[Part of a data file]
_____

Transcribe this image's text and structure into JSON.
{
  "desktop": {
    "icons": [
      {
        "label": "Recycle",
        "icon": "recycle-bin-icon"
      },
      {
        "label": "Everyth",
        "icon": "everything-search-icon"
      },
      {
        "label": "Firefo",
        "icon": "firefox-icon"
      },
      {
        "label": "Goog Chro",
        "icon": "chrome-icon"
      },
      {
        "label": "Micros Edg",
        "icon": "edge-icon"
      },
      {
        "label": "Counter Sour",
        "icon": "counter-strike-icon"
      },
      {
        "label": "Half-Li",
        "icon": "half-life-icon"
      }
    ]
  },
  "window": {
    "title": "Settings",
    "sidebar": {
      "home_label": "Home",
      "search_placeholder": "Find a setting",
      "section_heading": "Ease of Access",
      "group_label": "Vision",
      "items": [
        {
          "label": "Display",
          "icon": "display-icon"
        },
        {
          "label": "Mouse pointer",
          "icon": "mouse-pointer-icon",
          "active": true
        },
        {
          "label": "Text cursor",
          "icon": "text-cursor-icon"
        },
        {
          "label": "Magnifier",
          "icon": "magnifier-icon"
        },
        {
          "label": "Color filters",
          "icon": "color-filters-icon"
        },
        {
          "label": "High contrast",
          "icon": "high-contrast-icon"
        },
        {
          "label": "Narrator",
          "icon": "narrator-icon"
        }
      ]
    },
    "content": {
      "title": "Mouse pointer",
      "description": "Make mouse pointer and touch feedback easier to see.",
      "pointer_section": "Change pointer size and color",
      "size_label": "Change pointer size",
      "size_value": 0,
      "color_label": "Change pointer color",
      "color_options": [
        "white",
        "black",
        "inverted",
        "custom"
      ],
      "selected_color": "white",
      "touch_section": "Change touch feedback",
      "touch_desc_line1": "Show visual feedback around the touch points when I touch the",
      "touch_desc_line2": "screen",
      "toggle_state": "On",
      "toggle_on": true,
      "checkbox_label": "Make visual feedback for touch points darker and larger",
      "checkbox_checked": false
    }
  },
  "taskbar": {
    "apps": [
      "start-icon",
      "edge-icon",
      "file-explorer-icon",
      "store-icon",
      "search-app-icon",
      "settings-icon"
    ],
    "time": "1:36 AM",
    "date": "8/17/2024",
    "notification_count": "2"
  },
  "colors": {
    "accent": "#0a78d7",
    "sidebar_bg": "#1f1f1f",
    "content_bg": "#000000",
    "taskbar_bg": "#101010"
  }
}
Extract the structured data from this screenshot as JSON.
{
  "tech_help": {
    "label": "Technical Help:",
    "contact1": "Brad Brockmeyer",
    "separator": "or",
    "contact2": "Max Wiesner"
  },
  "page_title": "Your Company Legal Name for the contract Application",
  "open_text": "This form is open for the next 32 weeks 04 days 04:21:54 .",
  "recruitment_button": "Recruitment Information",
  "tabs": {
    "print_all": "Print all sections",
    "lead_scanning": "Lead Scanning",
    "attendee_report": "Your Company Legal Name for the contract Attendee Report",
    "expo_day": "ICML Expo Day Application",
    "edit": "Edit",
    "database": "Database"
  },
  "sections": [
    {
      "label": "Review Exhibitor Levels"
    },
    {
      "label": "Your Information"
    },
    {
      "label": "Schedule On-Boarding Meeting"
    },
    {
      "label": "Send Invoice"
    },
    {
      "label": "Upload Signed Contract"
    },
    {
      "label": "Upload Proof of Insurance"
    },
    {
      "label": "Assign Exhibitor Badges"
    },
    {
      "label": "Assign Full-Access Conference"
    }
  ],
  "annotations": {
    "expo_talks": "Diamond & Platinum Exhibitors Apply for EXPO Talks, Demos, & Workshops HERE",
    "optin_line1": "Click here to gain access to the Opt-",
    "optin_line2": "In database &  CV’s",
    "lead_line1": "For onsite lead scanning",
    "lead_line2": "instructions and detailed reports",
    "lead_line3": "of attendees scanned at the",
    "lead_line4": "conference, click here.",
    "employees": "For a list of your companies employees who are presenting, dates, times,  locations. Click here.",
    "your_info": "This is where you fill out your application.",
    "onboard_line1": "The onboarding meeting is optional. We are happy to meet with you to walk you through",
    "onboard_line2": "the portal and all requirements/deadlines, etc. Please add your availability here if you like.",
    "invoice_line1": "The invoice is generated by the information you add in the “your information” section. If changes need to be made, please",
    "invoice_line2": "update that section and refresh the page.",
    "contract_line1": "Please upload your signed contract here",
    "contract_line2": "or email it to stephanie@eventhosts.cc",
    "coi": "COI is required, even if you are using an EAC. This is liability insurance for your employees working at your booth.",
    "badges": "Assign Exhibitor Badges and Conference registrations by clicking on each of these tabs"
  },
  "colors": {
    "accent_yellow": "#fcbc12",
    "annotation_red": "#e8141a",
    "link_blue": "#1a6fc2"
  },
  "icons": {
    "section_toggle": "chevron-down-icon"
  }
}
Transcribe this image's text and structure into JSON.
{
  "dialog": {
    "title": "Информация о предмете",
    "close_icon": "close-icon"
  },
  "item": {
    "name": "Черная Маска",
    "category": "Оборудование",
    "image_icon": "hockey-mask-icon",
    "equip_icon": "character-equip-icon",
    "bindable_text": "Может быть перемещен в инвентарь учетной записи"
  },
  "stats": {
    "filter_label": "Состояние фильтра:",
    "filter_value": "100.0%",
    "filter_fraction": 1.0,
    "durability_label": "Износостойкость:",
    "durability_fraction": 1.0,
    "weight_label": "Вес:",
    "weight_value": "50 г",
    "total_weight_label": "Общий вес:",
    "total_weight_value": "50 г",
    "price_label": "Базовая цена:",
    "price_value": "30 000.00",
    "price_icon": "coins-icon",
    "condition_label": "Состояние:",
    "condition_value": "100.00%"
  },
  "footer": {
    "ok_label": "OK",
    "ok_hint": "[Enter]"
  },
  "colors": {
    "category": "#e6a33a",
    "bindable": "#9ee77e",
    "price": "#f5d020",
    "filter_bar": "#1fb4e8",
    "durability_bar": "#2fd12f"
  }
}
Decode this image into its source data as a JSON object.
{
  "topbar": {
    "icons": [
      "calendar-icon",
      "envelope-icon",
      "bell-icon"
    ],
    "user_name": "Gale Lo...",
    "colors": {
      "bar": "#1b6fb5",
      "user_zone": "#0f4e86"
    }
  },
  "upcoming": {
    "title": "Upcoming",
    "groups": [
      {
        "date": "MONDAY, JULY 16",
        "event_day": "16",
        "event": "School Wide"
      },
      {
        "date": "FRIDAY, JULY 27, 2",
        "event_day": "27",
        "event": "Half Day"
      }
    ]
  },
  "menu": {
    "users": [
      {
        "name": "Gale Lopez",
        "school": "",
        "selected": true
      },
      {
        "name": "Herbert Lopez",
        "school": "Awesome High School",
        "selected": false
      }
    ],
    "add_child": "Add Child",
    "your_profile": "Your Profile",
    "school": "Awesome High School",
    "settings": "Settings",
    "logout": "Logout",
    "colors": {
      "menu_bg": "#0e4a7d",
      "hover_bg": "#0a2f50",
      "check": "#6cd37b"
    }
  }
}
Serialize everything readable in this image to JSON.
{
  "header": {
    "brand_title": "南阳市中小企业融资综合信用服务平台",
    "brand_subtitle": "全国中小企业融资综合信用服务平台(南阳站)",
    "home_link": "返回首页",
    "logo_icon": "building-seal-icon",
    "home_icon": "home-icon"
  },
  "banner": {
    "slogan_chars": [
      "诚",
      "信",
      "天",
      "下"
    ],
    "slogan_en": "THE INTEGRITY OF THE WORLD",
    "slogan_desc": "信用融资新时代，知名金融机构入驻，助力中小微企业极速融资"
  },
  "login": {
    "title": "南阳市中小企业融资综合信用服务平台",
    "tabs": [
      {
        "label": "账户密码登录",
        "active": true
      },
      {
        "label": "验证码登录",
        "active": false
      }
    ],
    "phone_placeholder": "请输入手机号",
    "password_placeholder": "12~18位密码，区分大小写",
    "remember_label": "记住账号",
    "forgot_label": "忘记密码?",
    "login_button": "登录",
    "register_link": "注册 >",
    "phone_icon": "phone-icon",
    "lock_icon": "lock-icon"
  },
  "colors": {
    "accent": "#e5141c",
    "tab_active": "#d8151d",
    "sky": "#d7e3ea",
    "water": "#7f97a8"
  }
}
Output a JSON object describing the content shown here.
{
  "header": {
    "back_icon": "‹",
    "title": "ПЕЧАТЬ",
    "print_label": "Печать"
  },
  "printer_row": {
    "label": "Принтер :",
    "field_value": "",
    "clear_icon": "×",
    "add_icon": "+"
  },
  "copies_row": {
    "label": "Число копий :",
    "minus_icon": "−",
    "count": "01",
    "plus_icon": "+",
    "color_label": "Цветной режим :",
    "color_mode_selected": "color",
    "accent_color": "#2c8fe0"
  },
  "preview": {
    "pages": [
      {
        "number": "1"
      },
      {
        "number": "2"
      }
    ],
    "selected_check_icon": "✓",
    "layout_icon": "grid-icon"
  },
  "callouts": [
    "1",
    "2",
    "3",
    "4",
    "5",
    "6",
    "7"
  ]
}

_____

TASK DESCRIPTION >> Pick out the lines containing the string "database".

RESULT OF THE TASK >>
    "database": "Database"
    "optin_line2": "In database &  CV’s",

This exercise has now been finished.